Problem description >> Rewrite every line of the records below as one numbered list, skipping blank lines and leaving out the pictures.

Input records >>
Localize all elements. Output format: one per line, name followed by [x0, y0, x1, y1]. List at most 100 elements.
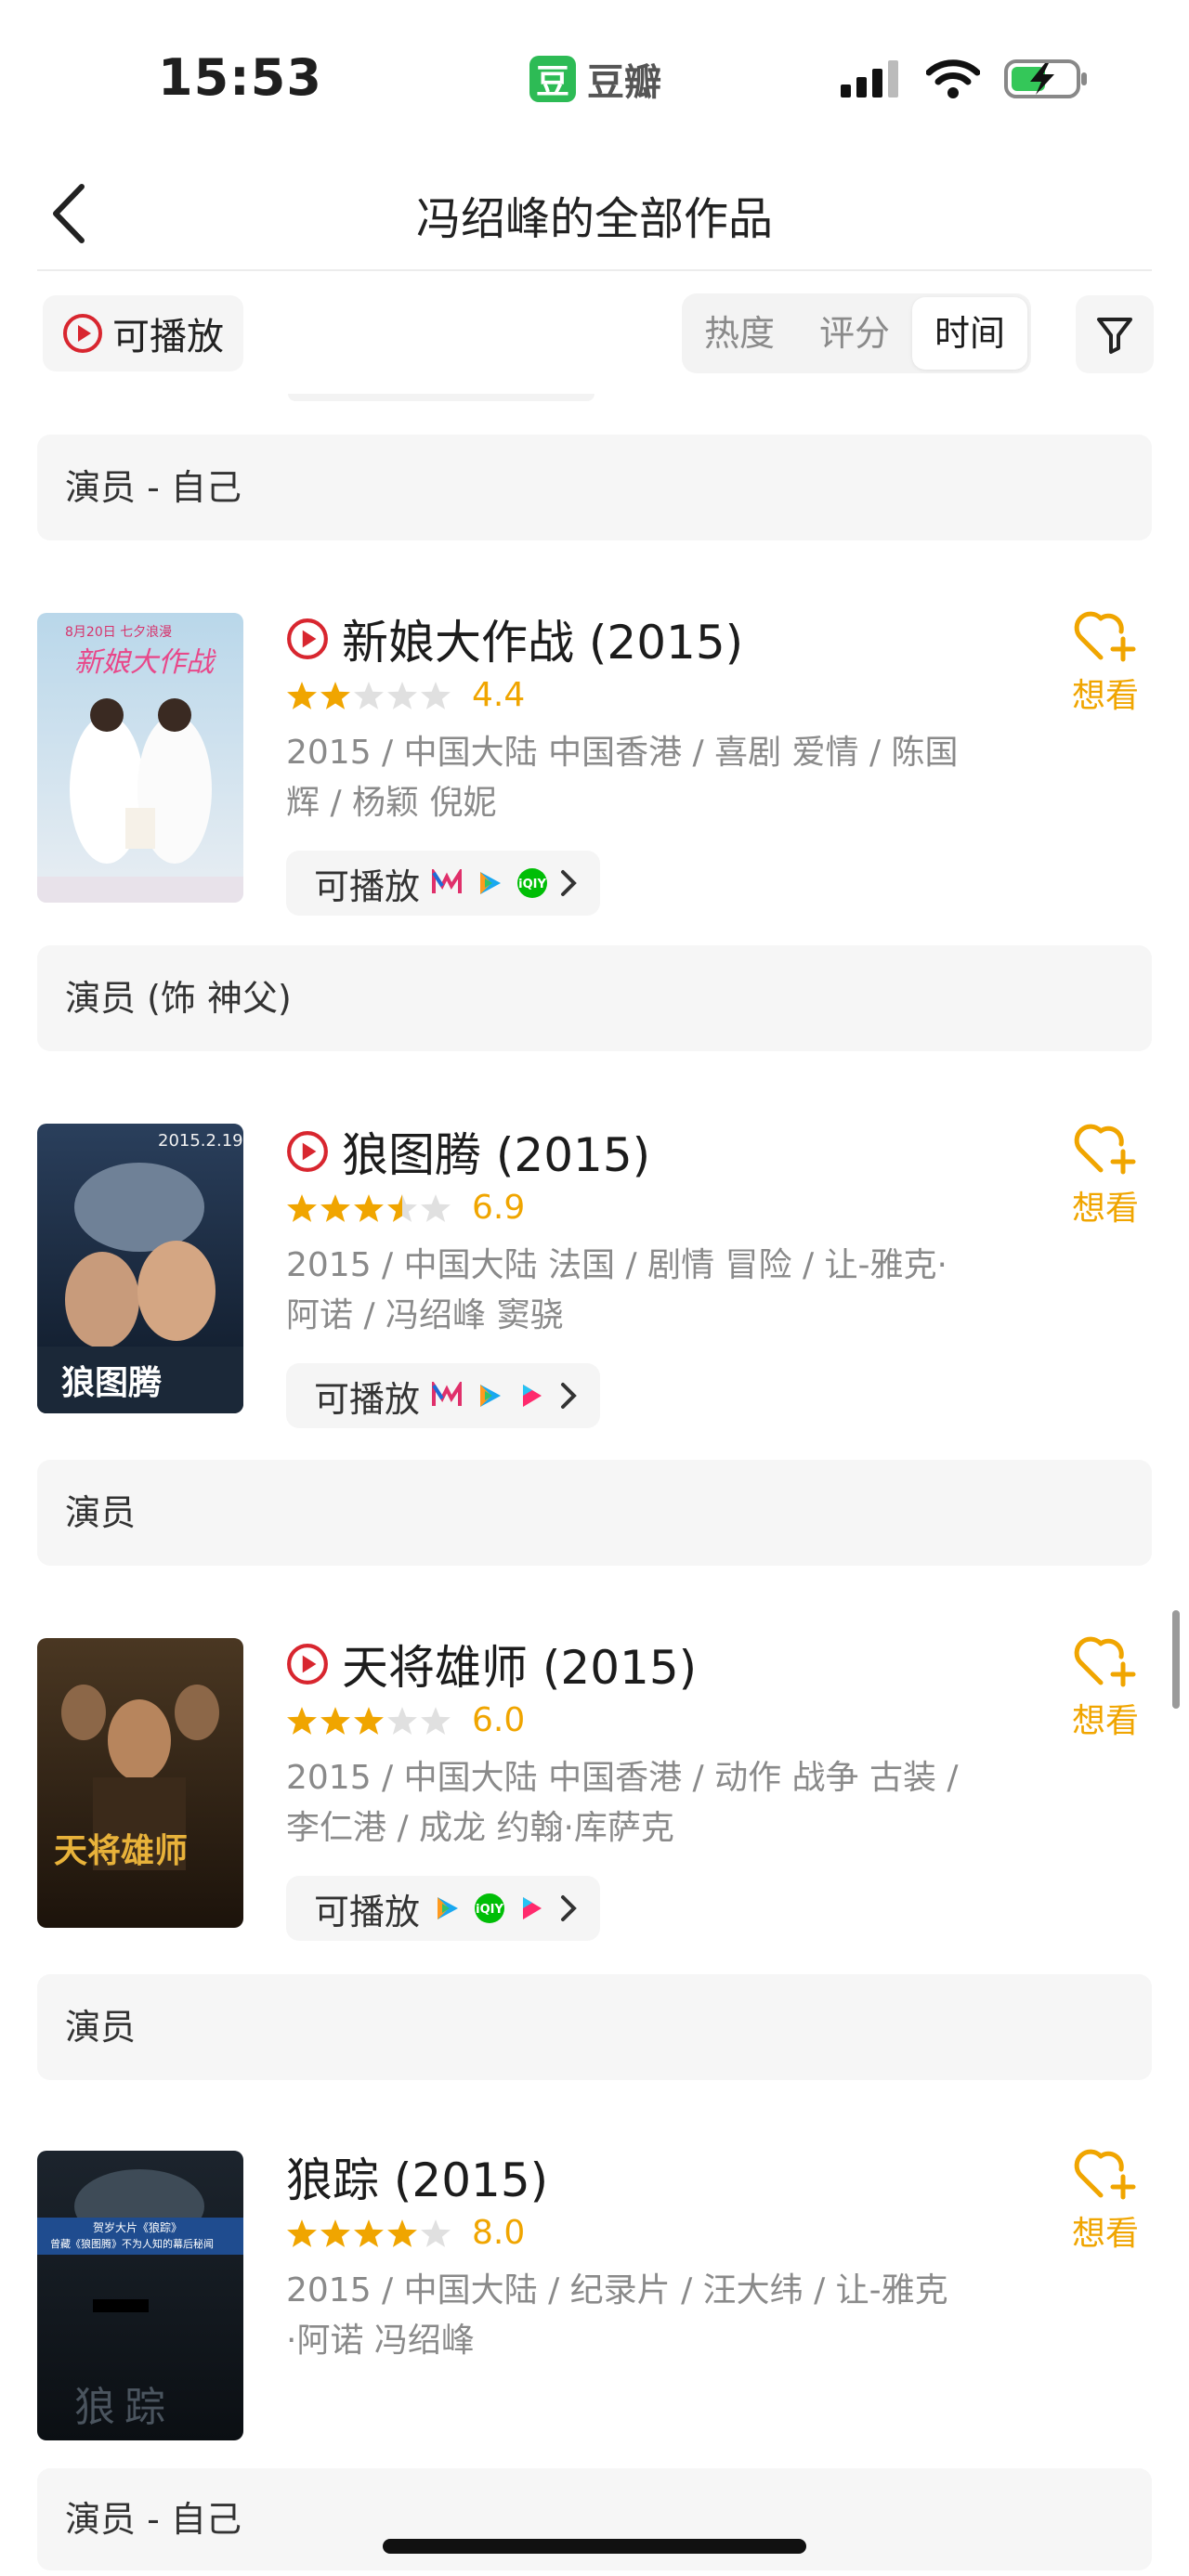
- movie-title[interactable]: 狼图腾 (2015): [286, 1118, 650, 1185]
- want-to-watch-button[interactable]: 想看: [1059, 607, 1152, 717]
- rating-row: 6.9: [286, 1189, 525, 1227]
- movie-info-line: 2015 / 中国大陆 中国香港 / 动作 战争 古装 /: [286, 1759, 959, 1797]
- star-icon: [387, 1193, 417, 1222]
- star-icon: [287, 2218, 317, 2247]
- star-icon: [287, 1706, 317, 1735]
- movie-info-line: 2015 / 中国大陆 法国 / 剧情 冒险 / 让-雅克·: [286, 1246, 947, 1284]
- movie-poster[interactable]: 8月20日 七夕浪漫 新娘大作战: [37, 613, 243, 903]
- movie-poster[interactable]: 天将雄师: [37, 1638, 243, 1928]
- movie-poster[interactable]: 贺岁大片《狼踪》 曾藏《狼图腾》不为人知的幕后秘闻 狼踪: [37, 2151, 243, 2440]
- sort-segmented-control: 热度 评分 时间: [682, 293, 1031, 373]
- star-icon: [354, 681, 384, 709]
- youku-icon: [516, 1893, 548, 1924]
- app-indicator: 豆 豆瓣: [529, 52, 661, 106]
- poster-caption: 狼图腾: [61, 1364, 163, 1402]
- playable-filter-chip[interactable]: 可播放: [43, 295, 243, 371]
- header-divider: [37, 269, 1152, 271]
- previous-item-edge: [288, 394, 594, 401]
- want-to-watch-label: 想看: [1071, 2215, 1139, 2253]
- poster-caption: 天将雄师: [54, 1832, 189, 1870]
- rating-row: 8.0: [286, 2214, 525, 2252]
- play-sources-button[interactable]: 可播放: [286, 1363, 601, 1428]
- youku-icon: [516, 1380, 548, 1412]
- rating-row: 6.0: [286, 1701, 525, 1739]
- play-sources-label: 可播放: [314, 1378, 421, 1420]
- star-icon: [287, 681, 317, 709]
- tencent-video-icon: [474, 867, 505, 899]
- cellular-signal-icon: [841, 60, 898, 98]
- movie-poster[interactable]: 2015.2.19 狼图腾: [37, 1124, 243, 1413]
- mgtv-icon: [431, 1380, 463, 1412]
- movie-info-line: ·阿诺 冯绍峰: [286, 2322, 475, 2360]
- iqiyi-icon: iQIY: [516, 867, 548, 899]
- movie-title[interactable]: 狼踪 (2015): [286, 2143, 548, 2210]
- iqiyi-icon: iQIY: [474, 1893, 505, 1924]
- sort-option-popularity[interactable]: 热度: [682, 297, 797, 370]
- movie-title-text: 狼踪 (2015): [286, 2153, 549, 2207]
- star-icon: [320, 681, 350, 709]
- tencent-video-icon: [431, 1893, 463, 1924]
- want-to-watch-button[interactable]: 想看: [1059, 1120, 1152, 1229]
- play-sources-button[interactable]: 可播放 iQIY: [286, 851, 601, 916]
- movie-info-line: 2015 / 中国大陆 中国香港 / 喜剧 爱情 / 陈国: [286, 734, 959, 772]
- play-circle-icon: [287, 1131, 328, 1172]
- star-icon: [354, 1193, 384, 1222]
- poster-caption: 新娘大作战: [74, 646, 214, 679]
- star-rating: [286, 680, 451, 711]
- star-rating: [286, 1705, 451, 1737]
- star-icon: [421, 2218, 451, 2247]
- chevron-right-icon: [561, 1383, 577, 1409]
- heart-plus-icon: [1074, 611, 1136, 662]
- want-to-watch-label: 想看: [1071, 1702, 1139, 1740]
- douban-logo-icon: 豆: [529, 56, 576, 102]
- want-to-watch-button[interactable]: 想看: [1059, 2145, 1152, 2255]
- sort-option-rating[interactable]: 评分: [797, 297, 912, 370]
- role-label: 演员 (饰 神父): [37, 945, 1152, 1051]
- poster-date: 8月20日 七夕浪漫: [65, 625, 173, 640]
- role-label: 演员 - 自己: [37, 2468, 1152, 2570]
- home-indicator[interactable]: [383, 2539, 806, 2554]
- scrollbar-thumb[interactable]: [1172, 1610, 1180, 1709]
- heart-plus-icon: [1074, 1636, 1136, 1687]
- sort-option-time[interactable]: 时间: [912, 297, 1027, 370]
- movie-title[interactable]: 天将雄师 (2015): [286, 1631, 697, 1698]
- star-icon: [387, 1706, 417, 1735]
- want-to-watch-label: 想看: [1071, 677, 1139, 715]
- heart-plus-icon: [1074, 1124, 1136, 1175]
- star-icon: [320, 2218, 350, 2247]
- svg-text:iQIY: iQIY: [518, 878, 546, 891]
- star-icon: [421, 681, 451, 709]
- star-icon: [421, 1706, 451, 1735]
- play-sources-label: 可播放: [314, 1891, 421, 1932]
- tencent-video-icon: [474, 1380, 505, 1412]
- play-circle-icon: [287, 1644, 328, 1685]
- star-icon: [421, 1193, 451, 1222]
- movie-info-line: 2015 / 中国大陆 / 纪录片 / 汪大纬 / 让-雅克: [286, 2271, 948, 2309]
- rating-score: 6.9: [472, 1189, 526, 1227]
- app-name: 豆瓣: [587, 61, 661, 104]
- poster-banner-line: 曾藏《狼图腾》不为人知的幕后秘闻: [50, 2238, 214, 2250]
- star-rating: [286, 1192, 451, 1224]
- funnel-icon: [1097, 318, 1132, 354]
- want-to-watch-label: 想看: [1071, 1190, 1139, 1228]
- chevron-right-icon: [561, 1895, 577, 1921]
- rating-score: 6.0: [472, 1701, 526, 1739]
- movie-title-text: 天将雄师 (2015): [342, 1641, 698, 1695]
- play-circle-icon: [287, 618, 328, 659]
- battery-charging-icon: [1004, 59, 1087, 98]
- poster-date: 2015.2.19: [158, 1131, 243, 1151]
- page-title: 冯绍峰的全部作品: [415, 193, 773, 245]
- filter-button[interactable]: [1076, 295, 1154, 373]
- star-icon: [320, 1193, 350, 1222]
- want-to-watch-button[interactable]: 想看: [1059, 1633, 1152, 1742]
- star-icon: [287, 1193, 317, 1222]
- star-icon: [387, 2218, 417, 2247]
- poster-banner-line: 贺岁大片《狼踪》: [93, 2221, 183, 2234]
- heart-plus-icon: [1074, 2149, 1136, 2200]
- role-label: 演员 - 自己: [37, 435, 1152, 540]
- star-rating: [286, 2218, 451, 2249]
- play-sources-button[interactable]: 可播放 iQIY: [286, 1876, 601, 1941]
- movie-info-line: 阿诺 / 冯绍峰 窦骁: [286, 1296, 564, 1334]
- movie-title[interactable]: 新娘大作战 (2015): [286, 605, 743, 672]
- movie-info-line: 李仁港 / 成龙 约翰·库萨克: [286, 1809, 674, 1847]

Finished exercise >>
1. Localize all elements. Output format: one per line, name followed by [x0, y0, x1, y1]. List at most 100 elements.
2. - movie-title[interactable]: 狼图腾 (2015): [286, 1118, 650, 1185]
3. - want-to-watch-button[interactable]: 想看: [1059, 607, 1152, 717]
4. - rating-row: 6.9: [286, 1189, 525, 1227]
5. - movie-info-line: 2015 / 中国大陆 中国香港 / 动作 战争 古装 /: [286, 1759, 959, 1797]
6. - star-icon: [387, 1193, 417, 1222]
7. - star-icon: [287, 2218, 317, 2247]
8. - star-icon: [287, 1706, 317, 1735]
9. - movie-info-line: 2015 / 中国大陆 法国 / 剧情 冒险 / 让-雅克·: [286, 1246, 947, 1284]
10. - movie-poster[interactable]: 8月20日 七夕浪漫 新娘大作战: [37, 613, 243, 903]
11. - movie-poster[interactable]: 天将雄师: [37, 1638, 243, 1928]
12. - movie-poster[interactable]: 贺岁大片《狼踪》 曾藏《狼图腾》不为人知的幕后秘闻 狼踪: [37, 2151, 243, 2440]
13. - sort-segmented-control: 热度 评分 时间: [682, 293, 1031, 373]
14. - star-icon: [354, 681, 384, 709]
15. - youku-icon: [516, 1893, 548, 1924]
16. - app-indicator: 豆 豆瓣: [529, 52, 661, 106]
17. - poster-caption: 狼图腾: [61, 1364, 163, 1402]
18. - playable-filter-chip[interactable]: 可播放: [43, 295, 243, 371]
19. - header-divider: [37, 269, 1152, 271]
20. - previous-item-edge: [288, 394, 594, 401]
21. - want-to-watch-label: 想看: [1071, 2215, 1139, 2253]
22. - poster-caption: 天将雄师: [54, 1832, 189, 1870]
23. - rating-row: 8.0: [286, 2214, 525, 2252]
24. - play-sources-button[interactable]: 可播放: [286, 1363, 601, 1428]
25. - youku-icon: [516, 1380, 548, 1412]
26. - rating-row: 6.0: [286, 1701, 525, 1739]
27. - play-sources-label: 可播放: [314, 1378, 421, 1420]
28. - star-icon: [287, 681, 317, 709]
29. - tencent-video-icon: [474, 867, 505, 899]
30. - cellular-signal-icon: [841, 60, 898, 98]
31. - movie-poster[interactable]: 2015.2.19 狼图腾: [37, 1124, 243, 1413]
32. - mgtv-icon: [431, 1380, 463, 1412]
33. - movie-info-line: ·阿诺 冯绍峰: [286, 2322, 475, 2360]
34. - iqiyi-icon: iQIY: [516, 867, 548, 899]
35. - movie-title[interactable]: 狼踪 (2015): [286, 2143, 548, 2210]
36. - iqiyi-icon: iQIY: [474, 1893, 505, 1924]
37. - sort-option-popularity[interactable]: 热度: [682, 297, 797, 370]
38. - movie-title-text: 狼踪 (2015): [286, 2153, 549, 2207]
39. - star-icon: [320, 681, 350, 709]
40. - tencent-video-icon: [431, 1893, 463, 1924]
41. - want-to-watch-button[interactable]: 想看: [1059, 1120, 1152, 1229]
42. - play-sources-button[interactable]: 可播放 iQIY: [286, 851, 601, 916]
43. - movie-info-line: 2015 / 中国大陆 中国香港 / 喜剧 爱情 / 陈国: [286, 734, 959, 772]
44. - play-circle-icon: [287, 1131, 328, 1172]
45. - star-icon: [354, 1193, 384, 1222]
46. - poster-caption: 新娘大作战: [74, 646, 214, 679]
47. - star-rating: [286, 680, 451, 711]
48. - star-rating: [286, 1705, 451, 1737]
49. - star-icon: [421, 2218, 451, 2247]
50. - chevron-right-icon: [561, 1383, 577, 1409]
51. - heart-plus-icon: [1074, 611, 1136, 662]
52. - want-to-watch-label: 想看: [1071, 1702, 1139, 1740]
53. - douban-logo-icon: 豆: [529, 56, 576, 102]
54. - want-to-watch-button[interactable]: 想看: [1059, 2145, 1152, 2255]
55. - sort-option-rating[interactable]: 评分: [797, 297, 912, 370]
56. - role-label: 演员 (饰 神父): [37, 945, 1152, 1051]
57. - poster-date: 8月20日 七夕浪漫: [65, 625, 173, 640]
58. - role-label: 演员 - 自己: [37, 2468, 1152, 2570]
59. - home-indicator[interactable]: [383, 2539, 806, 2554]
60. - scrollbar-thumb[interactable]: [1172, 1610, 1180, 1709]
61. - heart-plus-icon: [1074, 1636, 1136, 1687]
62. - sort-option-time[interactable]: 时间: [912, 297, 1027, 370]
63. - movie-title[interactable]: 天将雄师 (2015): [286, 1631, 697, 1698]
64. - star-icon: [387, 1706, 417, 1735]
65. - want-to-watch-label: 想看: [1071, 677, 1139, 715]
66. - heart-plus-icon: [1074, 1124, 1136, 1175]
67. - star-icon: [320, 2218, 350, 2247]
68. - svg-text:iQIY: iQIY: [518, 878, 546, 891]
69. - star-icon: [421, 681, 451, 709]
70. - star-icon: [421, 1706, 451, 1735]
71. - play-sources-label: 可播放: [314, 1891, 421, 1932]
72. - tencent-video-icon: [474, 1380, 505, 1412]
73. - play-circle-icon: [287, 1644, 328, 1685]
74. - star-icon: [421, 1193, 451, 1222]
75. - movie-info-line: 2015 / 中国大陆 / 纪录片 / 汪大纬 / 让-雅克: [286, 2271, 948, 2309]
76. - rating-score: 6.9: [472, 1189, 526, 1227]
77. - app-name: 豆瓣: [587, 61, 661, 104]
78. - poster-banner-line: 曾藏《狼图腾》不为人知的幕后秘闻: [50, 2238, 214, 2250]
79. - star-rating: [286, 1192, 451, 1224]
80. - funnel-icon: [1097, 318, 1132, 354]
81. - want-to-watch-label: 想看: [1071, 1190, 1139, 1228]
82. - chevron-right-icon: [561, 1895, 577, 1921]
83. - rating-score: 6.0: [472, 1701, 526, 1739]
84. - movie-title-text: 天将雄师 (2015): [342, 1641, 698, 1695]
85. - play-circle-icon: [287, 618, 328, 659]
86. - battery-charging-icon: [1004, 59, 1087, 98]
87. - poster-date: 2015.2.19: [158, 1131, 243, 1151]
88. - page-title: 冯绍峰的全部作品: [415, 193, 773, 245]
89. - filter-button[interactable]: [1076, 295, 1154, 373]
90. - star-icon: [320, 1193, 350, 1222]
91. - want-to-watch-button[interactable]: 想看: [1059, 1633, 1152, 1742]
92. - star-icon: [287, 1193, 317, 1222]
93. - star-icon: [387, 2218, 417, 2247]
94. - poster-banner-line: 贺岁大片《狼踪》: [93, 2221, 183, 2234]
95. - heart-plus-icon: [1074, 2149, 1136, 2200]
96. - role-label: 演员 - 自己: [37, 435, 1152, 540]
97. - star-rating: [286, 2218, 451, 2249]
98. - play-sources-button[interactable]: 可播放 iQIY: [286, 1876, 601, 1941]
99. - movie-info-line: 阿诺 / 冯绍峰 窦骁: [286, 1296, 564, 1334]
100. - movie-title[interactable]: 新娘大作战 (2015): [286, 605, 743, 672]
101. - movie-info-line: 李仁港 / 成龙 约翰·库萨克: [286, 1809, 674, 1847]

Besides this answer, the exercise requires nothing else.